Work instructions: Report each line of the data that includes the word "Quelle".

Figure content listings
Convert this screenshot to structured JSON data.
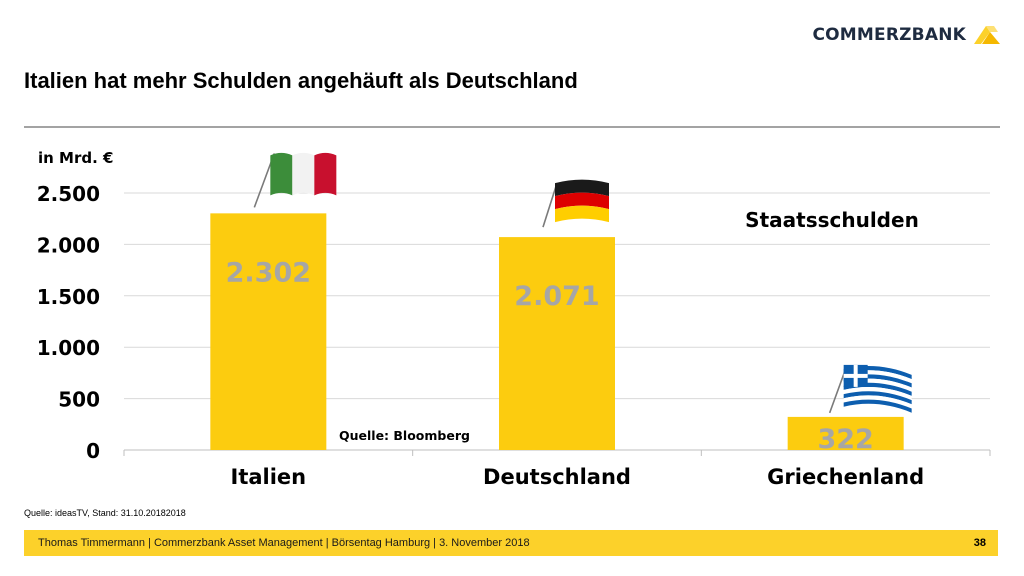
{
  "brand": {
    "name": "COMMERZBANK",
    "accent": "#fcd12a"
  },
  "slide": {
    "title": "Italien hat mehr Schulden angehäuft als Deutschland",
    "source_note": "Quelle: ideasTV, Stand: 31.10.20182018",
    "footer_text": "Thomas Timmermann | Commerzbank Asset Management | Börsentag Hamburg | 3. November 2018",
    "page_number": "38"
  },
  "chart_data": {
    "type": "bar",
    "title": "Staatsschulden",
    "ylabel": "in Mrd. €",
    "xlabel": "",
    "categories": [
      "Italien",
      "Deutschland",
      "Griechenland"
    ],
    "values": [
      2302,
      2071,
      322
    ],
    "value_labels": [
      "2.302",
      "2.071",
      "322"
    ],
    "ylim": [
      0,
      2500
    ],
    "yticks": [
      0,
      500,
      1000,
      1500,
      2000,
      2500
    ],
    "ytick_labels": [
      "0",
      "500",
      "1.000",
      "1.500",
      "2.000",
      "2.500"
    ],
    "grid": true,
    "annotation": "Quelle: Bloomberg",
    "bar_color": "#fccc0f",
    "value_label_color": "#a6a6a6",
    "flags": [
      {
        "category": "Italien",
        "icon": "italy-flag-icon"
      },
      {
        "category": "Deutschland",
        "icon": "germany-flag-icon"
      },
      {
        "category": "Griechenland",
        "icon": "greece-flag-icon"
      }
    ]
  }
}
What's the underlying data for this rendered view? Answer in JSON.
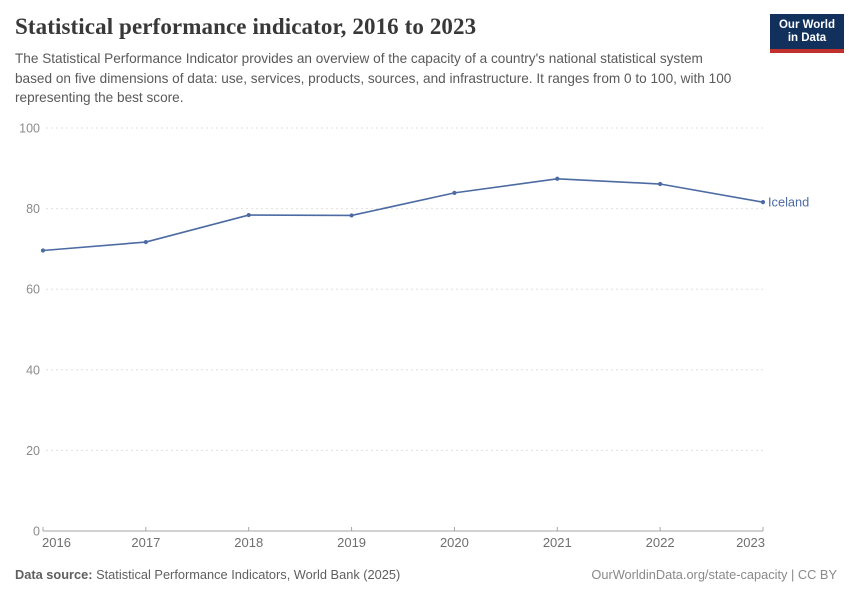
{
  "header": {
    "title": "Statistical performance indicator, 2016 to 2023",
    "subtitle": "The Statistical Performance Indicator provides an overview of the capacity of a country's national statistical system based on five dimensions of data: use, services, products, sources, and infrastructure. It ranges from 0 to 100, with 100 representing the best score."
  },
  "logo": {
    "line1": "Our World",
    "line2": "in Data",
    "bg_color": "#12305c",
    "stripe_color": "#c0312e"
  },
  "chart_data": {
    "type": "line",
    "title": "Statistical performance indicator, 2016 to 2023",
    "x": [
      2016,
      2017,
      2018,
      2019,
      2020,
      2021,
      2022,
      2023
    ],
    "series": [
      {
        "name": "Iceland",
        "color": "#4c6ba3",
        "values": [
          69.6,
          71.7,
          78.4,
          78.3,
          83.9,
          87.4,
          86.1,
          81.6
        ]
      }
    ],
    "end_label": "Iceland",
    "xlabel": "",
    "ylabel": "",
    "ylim": [
      0,
      100
    ],
    "yticks": [
      0,
      20,
      40,
      60,
      80,
      100
    ],
    "grid": "horizontal-dashed",
    "legend_position": "end-of-line-label"
  },
  "colors": {
    "line": "#4c6ba3",
    "gridline": "#e0e0e0",
    "axis_line": "#a6a6a6",
    "ytick_label": "#8b8b8b",
    "xtick_label": "#6f6f6f",
    "end_label": "#4c6ba3"
  },
  "footer": {
    "datasource_label": "Data source:",
    "datasource_text": " Statistical Performance Indicators, World Bank (2025)",
    "link_text": "OurWorldinData.org/state-capacity",
    "separator": " | ",
    "license": "CC BY"
  }
}
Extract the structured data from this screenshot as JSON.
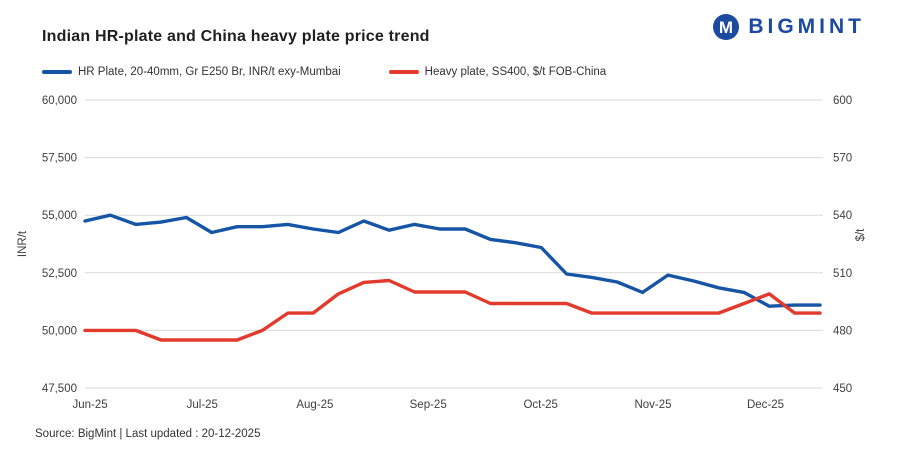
{
  "header": {
    "title": "Indian HR-plate and China heavy plate price trend",
    "logo_text": "BIGMINT",
    "logo_color": "#1b4a9e"
  },
  "legend": [
    {
      "label": "HR Plate, 20-40mm, Gr E250 Br, INR/t exy-Mumbai",
      "color": "#1655a5"
    },
    {
      "label": "Heavy plate, SS400, $/t FOB-China",
      "color": "#e23a2c"
    }
  ],
  "chart_data": {
    "type": "line",
    "grid": "horizontal",
    "grid_color": "#d9d9d9",
    "x_span": 29,
    "x_ticks": [
      {
        "label": "Jun-25",
        "pos": 0.2
      },
      {
        "label": "Jul-25",
        "pos": 4.63
      },
      {
        "label": "Aug-25",
        "pos": 9.07
      },
      {
        "label": "Sep-25",
        "pos": 13.54
      },
      {
        "label": "Oct-25",
        "pos": 17.98
      },
      {
        "label": "Nov-25",
        "pos": 22.41
      },
      {
        "label": "Dec-25",
        "pos": 26.85
      }
    ],
    "left_axis": {
      "label": "INR/t",
      "min": 47500,
      "max": 60000,
      "ticks": [
        {
          "value": 47500,
          "label": "47,500"
        },
        {
          "value": 50000,
          "label": "50,000"
        },
        {
          "value": 52500,
          "label": "52,500"
        },
        {
          "value": 55000,
          "label": "55,000"
        },
        {
          "value": 57500,
          "label": "57,500"
        },
        {
          "value": 60000,
          "label": "60,000"
        }
      ]
    },
    "right_axis": {
      "label": "$/t",
      "min": 450,
      "max": 600,
      "ticks": [
        {
          "value": 450,
          "label": "450"
        },
        {
          "value": 480,
          "label": "480"
        },
        {
          "value": 510,
          "label": "510"
        },
        {
          "value": 540,
          "label": "540"
        },
        {
          "value": 570,
          "label": "570"
        },
        {
          "value": 600,
          "label": "600"
        }
      ]
    },
    "series": [
      {
        "name": "HR Plate, 20-40mm, Gr E250 Br, INR/t exy-Mumbai",
        "axis": "left",
        "color": "#1655a5",
        "values": [
          54750,
          55000,
          54600,
          54700,
          54900,
          54250,
          54500,
          54500,
          54600,
          54400,
          54250,
          54750,
          54350,
          54600,
          54400,
          54400,
          53950,
          53800,
          53600,
          52450,
          52300,
          52100,
          51650,
          52400,
          52150,
          51850,
          51650,
          51050,
          51100,
          51100
        ]
      },
      {
        "name": "Heavy plate, SS400, $/t FOB-China",
        "axis": "right",
        "color": "#e23a2c",
        "values": [
          480,
          480,
          480,
          475,
          475,
          475,
          475,
          480,
          489,
          489,
          499,
          505,
          506,
          500,
          500,
          500,
          494,
          494,
          494,
          494,
          489,
          489,
          489,
          489,
          489,
          489,
          494,
          499,
          489,
          489
        ]
      }
    ]
  },
  "footer": {
    "text": "Source: BigMint | Last updated : 20-12-2025"
  }
}
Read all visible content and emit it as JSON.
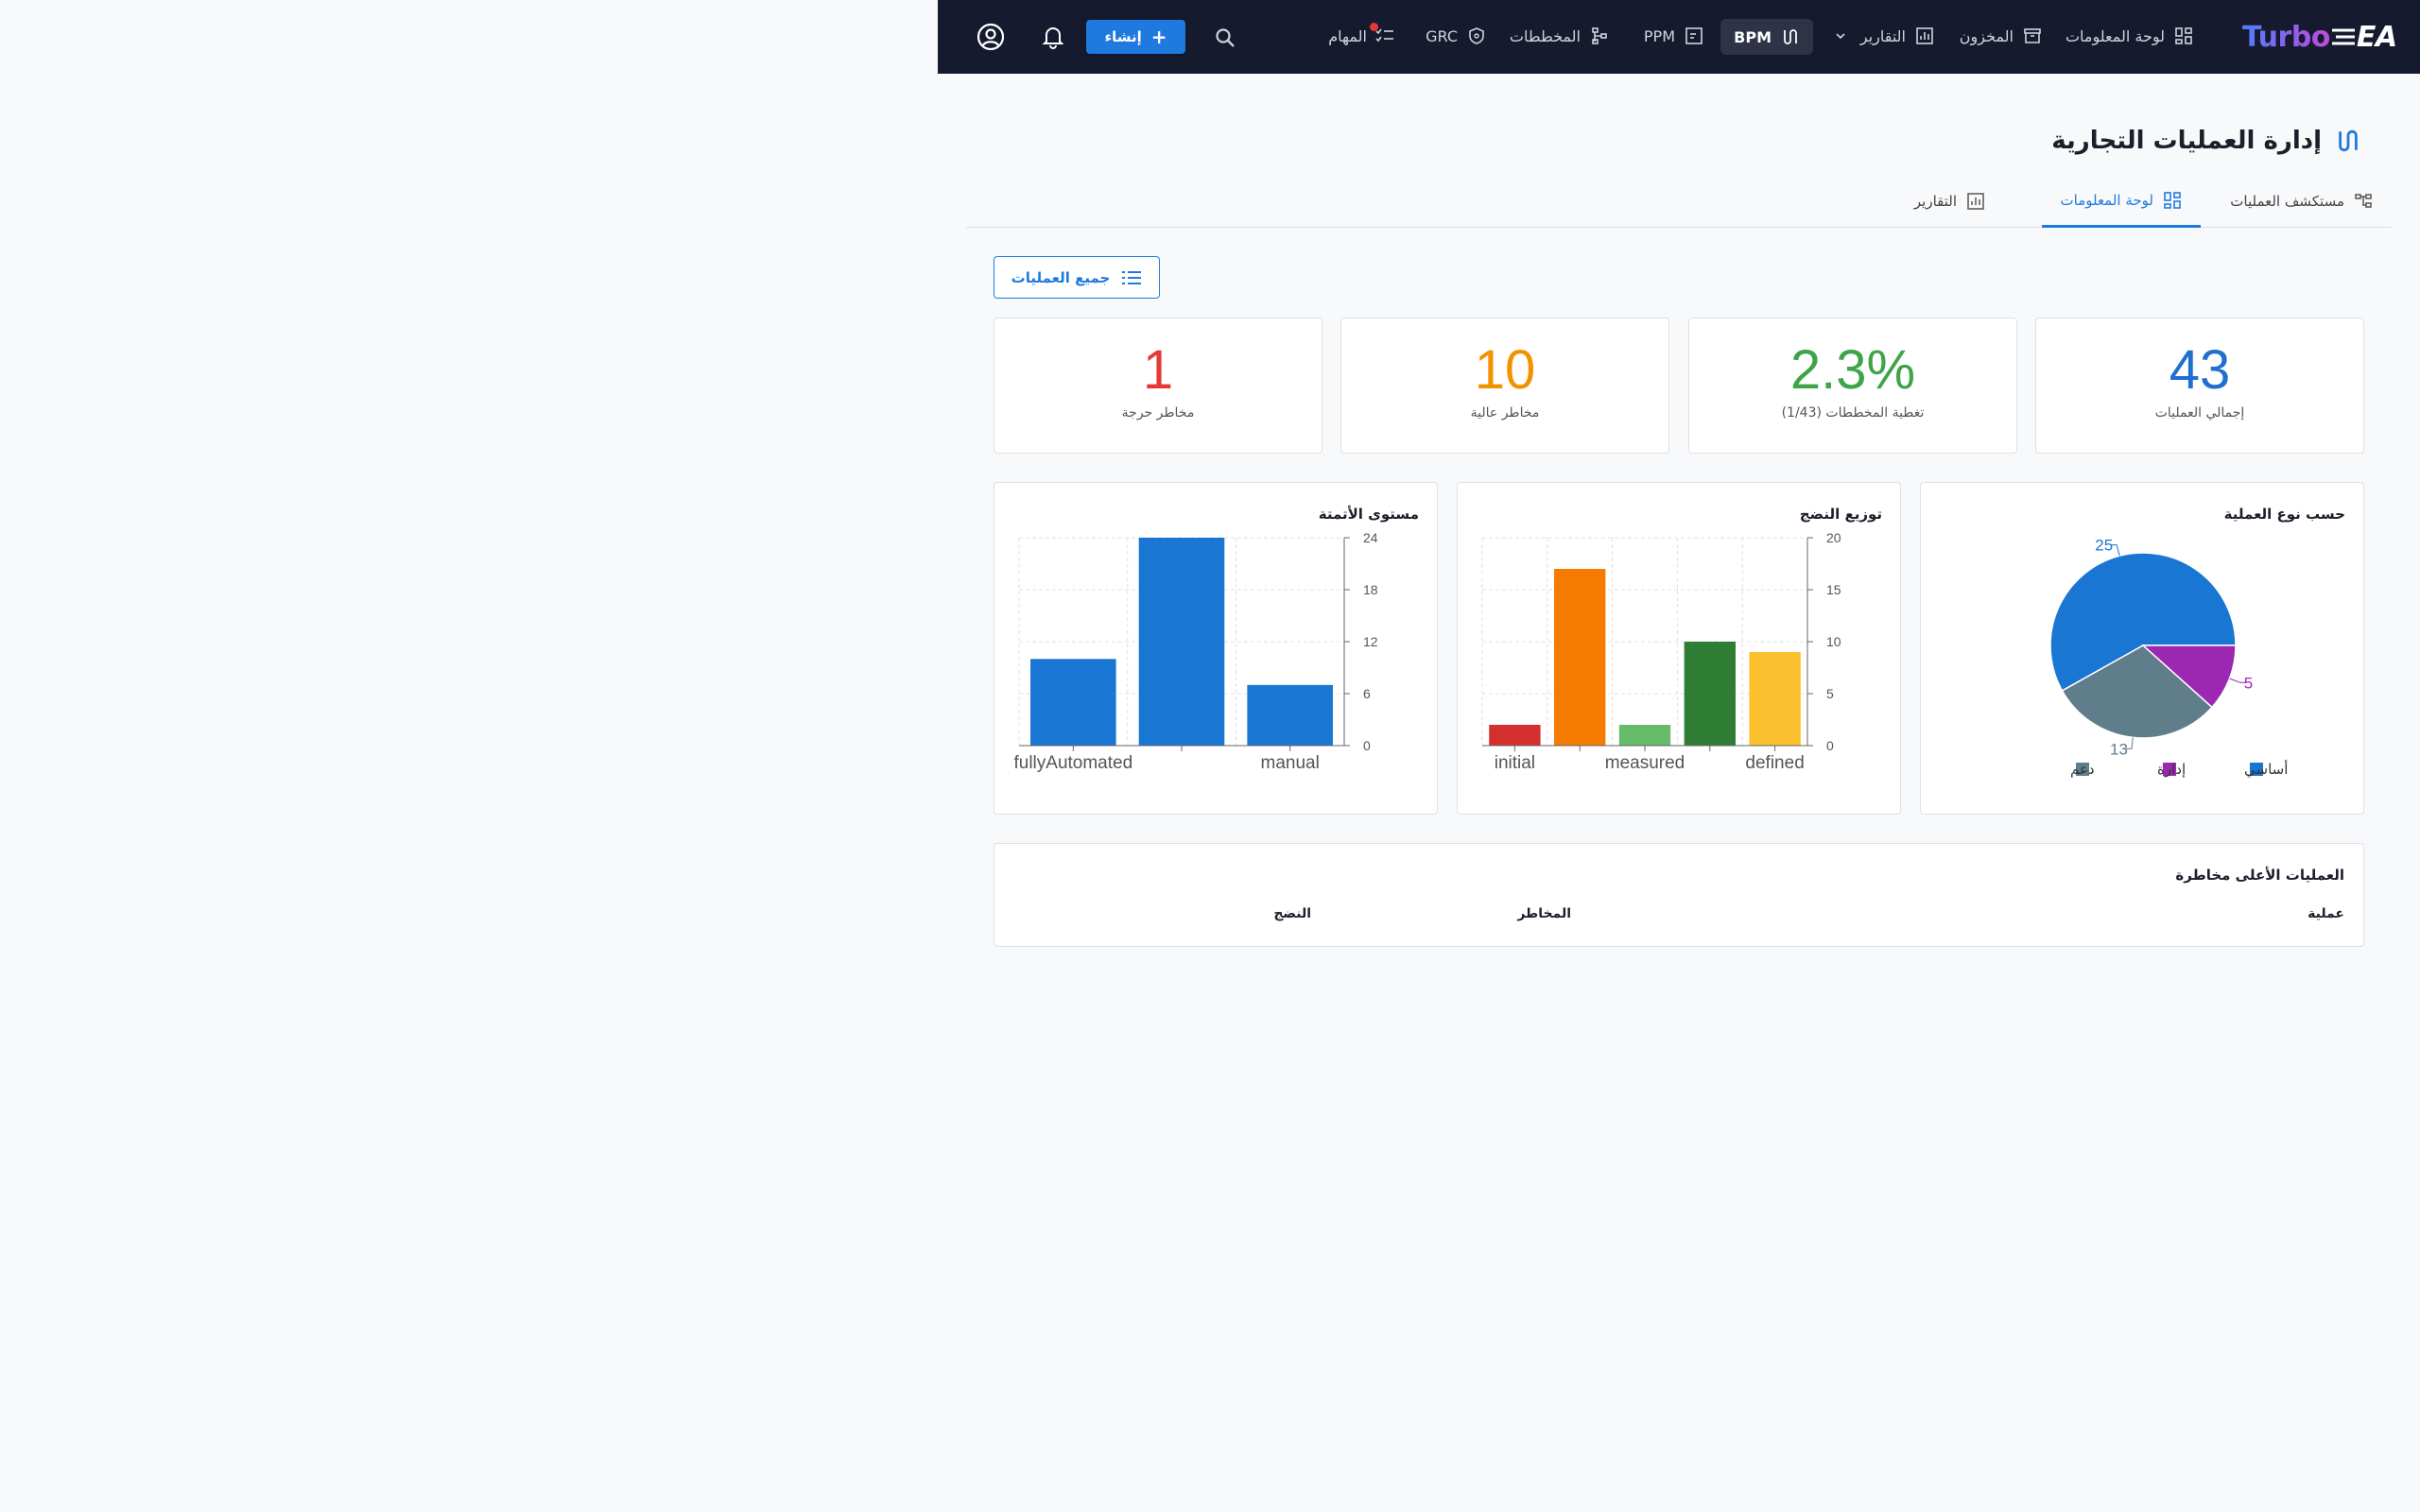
{
  "nav": {
    "logo_turbo": "Turbo",
    "logo_ea": "EA",
    "items": [
      {
        "label": "لوحة المعلومات"
      },
      {
        "label": "المخزون"
      },
      {
        "label": "التقارير"
      },
      {
        "label": "BPM"
      },
      {
        "label": "PPM"
      },
      {
        "label": "المخططات"
      },
      {
        "label": "GRC"
      },
      {
        "label": "المهام"
      }
    ],
    "create_label": "إنشاء",
    "create_plus": "+"
  },
  "page": {
    "title": "إدارة العمليات التجارية",
    "tabs": [
      {
        "label": "مستكشف العمليات"
      },
      {
        "label": "لوحة المعلومات"
      },
      {
        "label": "التقارير"
      }
    ],
    "all_processes_button": "جميع العمليات"
  },
  "kpis": [
    {
      "value": "43",
      "label": "إجمالي العمليات",
      "color": "#1f6fd1"
    },
    {
      "value": "2.3%",
      "label": "تغطية المخططات (1/43)",
      "color": "#3ea447"
    },
    {
      "value": "10",
      "label": "مخاطر عالية",
      "color": "#f39200"
    },
    {
      "value": "1",
      "label": "مخاطر حرجة",
      "color": "#e53935"
    }
  ],
  "charts": {
    "by_type_title": "حسب نوع العملية",
    "maturity_title": "توزيع النضج",
    "automation_title": "مستوى الأتمتة"
  },
  "chart_data": [
    {
      "type": "pie",
      "title": "حسب نوع العملية",
      "categories": [
        "أساسي",
        "إدارة",
        "دعم"
      ],
      "values": [
        25,
        5,
        13
      ],
      "colors": [
        "#1976d2",
        "#9c27b0",
        "#607d8b"
      ],
      "value_labels": [
        "25",
        "5",
        "13"
      ],
      "legend": "bottom"
    },
    {
      "type": "bar",
      "title": "توزيع النضج",
      "categories": [
        "initial",
        "",
        "measured",
        "",
        "defined"
      ],
      "values": [
        2,
        17,
        2,
        10,
        9
      ],
      "colors": [
        "#d32f2f",
        "#f57c00",
        "#66bb6a",
        "#2e7d32",
        "#fbc02d"
      ],
      "yticks": [
        0,
        5,
        10,
        15,
        20
      ],
      "ylim": [
        0,
        20
      ],
      "grid": true
    },
    {
      "type": "bar",
      "title": "مستوى الأتمتة",
      "categories": [
        "fullyAutomated",
        "",
        "manual"
      ],
      "values": [
        10,
        24,
        7
      ],
      "colors": [
        "#1976d2",
        "#1976d2",
        "#1976d2"
      ],
      "yticks": [
        0,
        6,
        12,
        18,
        24
      ],
      "ylim": [
        0,
        24
      ],
      "grid": true
    }
  ],
  "table": {
    "title": "العمليات الأعلى مخاطرة",
    "columns": [
      "عملية",
      "المخاطر",
      "النضج"
    ]
  }
}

Expected answer:
    "source_note": "Quelle: ideasTV, Stand: 31.10.20182018",
    "annotation": "Quelle: Bloomberg",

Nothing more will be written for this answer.